Your goal:
Could you repeat the listing verbatim, from its first line through the line containing "25, 613, 45]"?

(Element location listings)
____

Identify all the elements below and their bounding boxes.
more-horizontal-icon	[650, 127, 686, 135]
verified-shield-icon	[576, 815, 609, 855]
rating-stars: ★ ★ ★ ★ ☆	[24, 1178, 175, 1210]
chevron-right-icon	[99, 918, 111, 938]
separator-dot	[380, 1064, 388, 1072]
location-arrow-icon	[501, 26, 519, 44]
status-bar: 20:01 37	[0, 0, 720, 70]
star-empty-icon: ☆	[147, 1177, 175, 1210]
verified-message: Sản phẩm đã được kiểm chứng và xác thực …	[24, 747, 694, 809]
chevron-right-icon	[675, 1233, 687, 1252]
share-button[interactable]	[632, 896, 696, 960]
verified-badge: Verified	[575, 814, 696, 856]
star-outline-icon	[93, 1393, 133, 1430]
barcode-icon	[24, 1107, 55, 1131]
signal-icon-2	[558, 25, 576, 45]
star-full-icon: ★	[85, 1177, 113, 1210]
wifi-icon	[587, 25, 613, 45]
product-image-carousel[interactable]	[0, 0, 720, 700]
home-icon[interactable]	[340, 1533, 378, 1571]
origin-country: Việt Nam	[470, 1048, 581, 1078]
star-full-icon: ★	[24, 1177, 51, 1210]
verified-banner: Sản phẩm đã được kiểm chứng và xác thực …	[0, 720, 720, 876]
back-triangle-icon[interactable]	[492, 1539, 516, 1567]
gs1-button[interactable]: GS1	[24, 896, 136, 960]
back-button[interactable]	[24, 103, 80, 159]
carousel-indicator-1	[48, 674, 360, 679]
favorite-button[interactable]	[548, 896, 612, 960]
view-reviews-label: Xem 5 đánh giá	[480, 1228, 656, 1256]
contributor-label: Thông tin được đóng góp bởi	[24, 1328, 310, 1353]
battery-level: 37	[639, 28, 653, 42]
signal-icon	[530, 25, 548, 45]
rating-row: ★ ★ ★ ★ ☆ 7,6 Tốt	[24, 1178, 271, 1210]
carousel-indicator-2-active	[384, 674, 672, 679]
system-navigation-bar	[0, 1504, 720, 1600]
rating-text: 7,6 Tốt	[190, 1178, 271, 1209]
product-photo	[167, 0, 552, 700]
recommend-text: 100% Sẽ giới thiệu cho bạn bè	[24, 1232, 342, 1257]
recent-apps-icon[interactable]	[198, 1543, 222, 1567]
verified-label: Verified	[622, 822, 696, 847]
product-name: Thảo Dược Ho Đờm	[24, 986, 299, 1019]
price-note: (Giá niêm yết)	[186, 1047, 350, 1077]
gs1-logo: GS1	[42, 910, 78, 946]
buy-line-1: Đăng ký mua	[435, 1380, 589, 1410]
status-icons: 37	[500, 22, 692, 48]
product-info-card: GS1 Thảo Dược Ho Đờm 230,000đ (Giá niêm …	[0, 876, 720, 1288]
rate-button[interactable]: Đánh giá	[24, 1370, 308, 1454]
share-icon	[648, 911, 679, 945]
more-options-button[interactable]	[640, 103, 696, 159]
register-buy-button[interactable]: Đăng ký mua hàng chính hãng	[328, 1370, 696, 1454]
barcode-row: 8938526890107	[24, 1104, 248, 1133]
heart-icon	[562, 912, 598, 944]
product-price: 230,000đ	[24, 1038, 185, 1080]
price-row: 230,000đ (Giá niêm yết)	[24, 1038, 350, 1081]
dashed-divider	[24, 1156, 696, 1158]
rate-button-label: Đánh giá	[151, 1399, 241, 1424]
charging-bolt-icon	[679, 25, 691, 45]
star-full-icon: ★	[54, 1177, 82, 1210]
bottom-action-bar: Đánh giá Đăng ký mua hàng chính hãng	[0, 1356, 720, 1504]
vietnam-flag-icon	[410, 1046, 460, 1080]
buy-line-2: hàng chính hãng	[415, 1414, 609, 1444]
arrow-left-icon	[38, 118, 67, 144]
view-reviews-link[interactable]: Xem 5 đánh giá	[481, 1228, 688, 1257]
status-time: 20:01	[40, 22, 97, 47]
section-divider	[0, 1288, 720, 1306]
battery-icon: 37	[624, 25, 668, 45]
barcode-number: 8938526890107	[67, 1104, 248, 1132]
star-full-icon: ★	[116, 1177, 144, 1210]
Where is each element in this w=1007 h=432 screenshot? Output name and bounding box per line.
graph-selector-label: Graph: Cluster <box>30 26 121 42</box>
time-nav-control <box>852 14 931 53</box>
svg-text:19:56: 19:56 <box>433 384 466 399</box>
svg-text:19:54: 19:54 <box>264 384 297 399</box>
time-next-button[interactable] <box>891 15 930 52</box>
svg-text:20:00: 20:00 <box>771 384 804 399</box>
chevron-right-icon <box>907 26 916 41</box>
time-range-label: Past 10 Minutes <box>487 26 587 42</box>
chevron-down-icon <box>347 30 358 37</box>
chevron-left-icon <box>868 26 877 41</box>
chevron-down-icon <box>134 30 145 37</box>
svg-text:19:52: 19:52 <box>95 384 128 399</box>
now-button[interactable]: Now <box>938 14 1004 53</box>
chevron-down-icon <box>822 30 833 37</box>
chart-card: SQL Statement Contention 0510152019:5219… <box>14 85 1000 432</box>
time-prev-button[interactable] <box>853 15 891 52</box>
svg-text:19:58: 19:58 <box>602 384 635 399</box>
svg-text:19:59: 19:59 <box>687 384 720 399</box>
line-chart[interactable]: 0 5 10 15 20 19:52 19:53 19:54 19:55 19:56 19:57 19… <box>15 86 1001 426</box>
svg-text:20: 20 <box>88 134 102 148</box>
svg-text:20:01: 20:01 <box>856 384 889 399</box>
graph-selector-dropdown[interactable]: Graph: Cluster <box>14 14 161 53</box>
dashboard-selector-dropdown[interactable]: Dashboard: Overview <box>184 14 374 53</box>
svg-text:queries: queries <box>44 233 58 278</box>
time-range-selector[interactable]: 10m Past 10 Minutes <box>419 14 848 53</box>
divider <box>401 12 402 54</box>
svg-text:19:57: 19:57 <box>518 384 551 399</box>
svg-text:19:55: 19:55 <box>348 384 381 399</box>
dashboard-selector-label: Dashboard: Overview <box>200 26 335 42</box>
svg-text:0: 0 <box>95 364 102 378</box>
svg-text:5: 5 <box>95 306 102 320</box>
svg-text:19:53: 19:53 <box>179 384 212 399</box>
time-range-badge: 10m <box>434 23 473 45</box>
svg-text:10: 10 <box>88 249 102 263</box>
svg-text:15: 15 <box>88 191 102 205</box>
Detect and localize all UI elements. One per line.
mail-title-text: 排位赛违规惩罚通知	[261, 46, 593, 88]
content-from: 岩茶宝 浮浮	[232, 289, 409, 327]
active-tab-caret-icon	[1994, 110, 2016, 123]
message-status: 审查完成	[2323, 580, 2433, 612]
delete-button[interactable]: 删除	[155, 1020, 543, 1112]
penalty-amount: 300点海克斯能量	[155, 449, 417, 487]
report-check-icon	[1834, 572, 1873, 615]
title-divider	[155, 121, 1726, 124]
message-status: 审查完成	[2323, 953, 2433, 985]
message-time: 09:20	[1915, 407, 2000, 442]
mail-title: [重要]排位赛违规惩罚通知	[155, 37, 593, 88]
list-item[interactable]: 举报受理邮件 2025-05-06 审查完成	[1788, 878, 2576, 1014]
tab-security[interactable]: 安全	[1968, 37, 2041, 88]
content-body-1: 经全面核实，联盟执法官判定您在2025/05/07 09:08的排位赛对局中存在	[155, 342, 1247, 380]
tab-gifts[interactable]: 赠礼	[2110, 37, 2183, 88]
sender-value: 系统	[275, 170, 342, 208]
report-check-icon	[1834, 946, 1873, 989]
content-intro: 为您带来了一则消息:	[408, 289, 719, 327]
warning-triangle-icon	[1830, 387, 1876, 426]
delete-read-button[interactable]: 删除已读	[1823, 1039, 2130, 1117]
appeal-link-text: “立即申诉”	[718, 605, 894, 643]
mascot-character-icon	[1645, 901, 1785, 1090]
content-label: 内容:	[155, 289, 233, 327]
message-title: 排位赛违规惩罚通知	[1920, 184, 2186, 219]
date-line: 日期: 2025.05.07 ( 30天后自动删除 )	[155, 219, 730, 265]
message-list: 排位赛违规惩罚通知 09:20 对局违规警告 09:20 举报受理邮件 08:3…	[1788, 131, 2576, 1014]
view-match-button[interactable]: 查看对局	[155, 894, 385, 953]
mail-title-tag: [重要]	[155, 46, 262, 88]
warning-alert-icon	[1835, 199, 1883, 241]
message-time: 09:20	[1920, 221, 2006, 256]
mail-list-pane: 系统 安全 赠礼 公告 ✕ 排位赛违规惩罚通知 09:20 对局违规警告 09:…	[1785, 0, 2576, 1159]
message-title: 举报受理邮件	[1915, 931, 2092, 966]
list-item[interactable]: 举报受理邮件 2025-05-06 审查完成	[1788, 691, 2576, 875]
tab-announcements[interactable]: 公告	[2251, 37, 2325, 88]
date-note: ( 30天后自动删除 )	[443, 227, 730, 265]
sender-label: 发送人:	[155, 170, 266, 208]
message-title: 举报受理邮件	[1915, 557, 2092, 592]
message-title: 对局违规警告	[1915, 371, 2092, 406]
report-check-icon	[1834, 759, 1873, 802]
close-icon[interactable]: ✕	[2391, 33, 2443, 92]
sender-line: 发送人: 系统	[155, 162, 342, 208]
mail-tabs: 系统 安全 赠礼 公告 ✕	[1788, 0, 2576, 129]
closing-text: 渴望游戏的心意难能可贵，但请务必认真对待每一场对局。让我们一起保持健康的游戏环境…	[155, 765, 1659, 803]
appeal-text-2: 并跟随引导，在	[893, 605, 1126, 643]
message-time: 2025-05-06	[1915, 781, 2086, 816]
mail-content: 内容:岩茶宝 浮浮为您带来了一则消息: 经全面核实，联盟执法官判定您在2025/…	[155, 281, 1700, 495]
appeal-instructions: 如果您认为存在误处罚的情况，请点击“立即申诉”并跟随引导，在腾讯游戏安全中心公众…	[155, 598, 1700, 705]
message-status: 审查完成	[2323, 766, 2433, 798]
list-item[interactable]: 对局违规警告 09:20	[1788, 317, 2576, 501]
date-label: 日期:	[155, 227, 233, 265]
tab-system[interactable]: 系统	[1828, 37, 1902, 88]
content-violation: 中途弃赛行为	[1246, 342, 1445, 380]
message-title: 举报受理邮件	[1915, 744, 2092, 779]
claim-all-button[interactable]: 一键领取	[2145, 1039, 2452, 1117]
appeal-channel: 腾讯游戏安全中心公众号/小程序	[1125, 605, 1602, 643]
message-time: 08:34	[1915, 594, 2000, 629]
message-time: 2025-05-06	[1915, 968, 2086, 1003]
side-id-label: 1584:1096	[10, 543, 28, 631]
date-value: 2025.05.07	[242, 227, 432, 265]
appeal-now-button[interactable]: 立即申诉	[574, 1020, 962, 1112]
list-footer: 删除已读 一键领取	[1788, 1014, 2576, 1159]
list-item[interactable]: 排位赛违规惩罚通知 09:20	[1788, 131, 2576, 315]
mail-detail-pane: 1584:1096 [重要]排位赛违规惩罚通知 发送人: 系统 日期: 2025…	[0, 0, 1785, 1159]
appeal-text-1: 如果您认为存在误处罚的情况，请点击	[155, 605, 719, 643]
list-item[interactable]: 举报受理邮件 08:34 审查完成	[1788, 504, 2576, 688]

____

The response:
Identify all the elements below and their bounding boxes.
more-horizontal-icon	[650, 127, 686, 135]
verified-shield-icon	[576, 815, 609, 855]
rating-stars: ★ ★ ★ ★ ☆	[24, 1178, 175, 1210]
chevron-right-icon	[99, 918, 111, 938]
separator-dot	[380, 1064, 388, 1072]
location-arrow-icon	[501, 26, 519, 44]
status-bar: 20:01 37	[0, 0, 720, 70]
star-empty-icon: ☆	[147, 1177, 175, 1210]
verified-message: Sản phẩm đã được kiểm chứng và xác thực …	[24, 747, 694, 809]
chevron-right-icon	[675, 1233, 687, 1252]
share-button[interactable]	[632, 896, 696, 960]
verified-badge: Verified	[575, 814, 696, 856]
star-outline-icon	[93, 1393, 133, 1430]
barcode-icon	[24, 1107, 55, 1131]
signal-icon-2	[558, 25, 576, 45]
star-full-icon: ★	[85, 1177, 113, 1210]
wifi-icon	[587, 25, 613, 45]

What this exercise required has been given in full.